All the data must come back unchanged, except that pictures are left out.

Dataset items

───

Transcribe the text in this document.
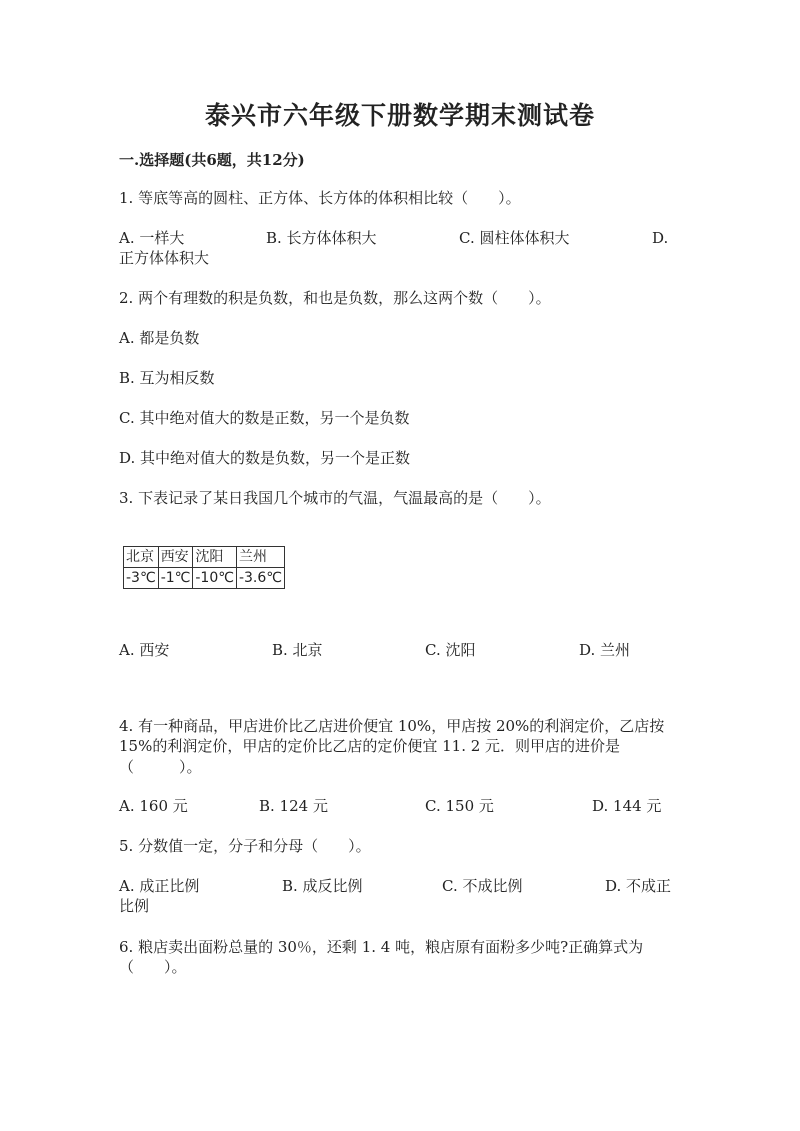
泰兴市六年级下册数学期末测试卷
一.选择题(共6题，共12分)
1. 等底等高的圆柱、正方体、长方体的体积相比较（　　）。
A. 一样大	B. 长方体体积大	C. 圆柱体体积大	D.
正方体体积大
2. 两个有理数的积是负数，和也是负数，那么这两个数（　　）。
A. 都是负数
B. 互为相反数
C. 其中绝对值大的数是正数，另一个是负数
D. 其中绝对值大的数是负数，另一个是正数
3. 下表记录了某日我国几个城市的气温，气温最高的是（　　）。
北京	西安	沈阳	兰州
-3℃	-1℃	-10℃	-3.6℃
A. 西安	B. 北京	C. 沈阳	D. 兰州
4. 有一种商品，甲店进价比乙店进价便宜 10%，甲店按 20%的利润定价，乙店按
15%的利润定价，甲店的定价比乙店的定价便宜 11. 2 元．则甲店的进价是
（　　　）。
A. 160 元	B. 124 元	C. 150 元	D. 144 元
5. 分数值一定，分子和分母（　　）。
A. 成正比例	B. 成反比例	C. 不成比例	D. 不成正
比例
6. 粮店卖出面粉总量的 30％，还剩 1. 4 吨，粮店原有面粉多少吨?正确算式为
（　　）。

───

• Answer:
Transcribe the text in this document.
泰兴市六年级下册数学期末测试卷
一.选择题(共6题，共12分)
1. 等底等高的圆柱、正方体、长方体的体积相比较（　　）。
A. 一样大	B. 长方体体积大	C. 圆柱体体积大	D.
正方体体积大
2. 两个有理数的积是负数，和也是负数，那么这两个数（　　）。
A. 都是负数
B. 互为相反数
C. 其中绝对值大的数是正数，另一个是负数
D. 其中绝对值大的数是负数，另一个是正数
3. 下表记录了某日我国几个城市的气温，气温最高的是（　　）。
北京	西安	沈阳	兰州
-3℃	-1℃	-10℃	-3.6℃
A. 西安	B. 北京	C. 沈阳	D. 兰州
4. 有一种商品，甲店进价比乙店进价便宜 10%，甲店按 20%的利润定价，乙店按
15%的利润定价，甲店的定价比乙店的定价便宜 11. 2 元．则甲店的进价是
（　　　）。
A. 160 元	B. 124 元	C. 150 元	D. 144 元
5. 分数值一定，分子和分母（　　）。
A. 成正比例	B. 成反比例	C. 不成比例	D. 不成正
比例
6. 粮店卖出面粉总量的 30％，还剩 1. 4 吨，粮店原有面粉多少吨?正确算式为
（　　）。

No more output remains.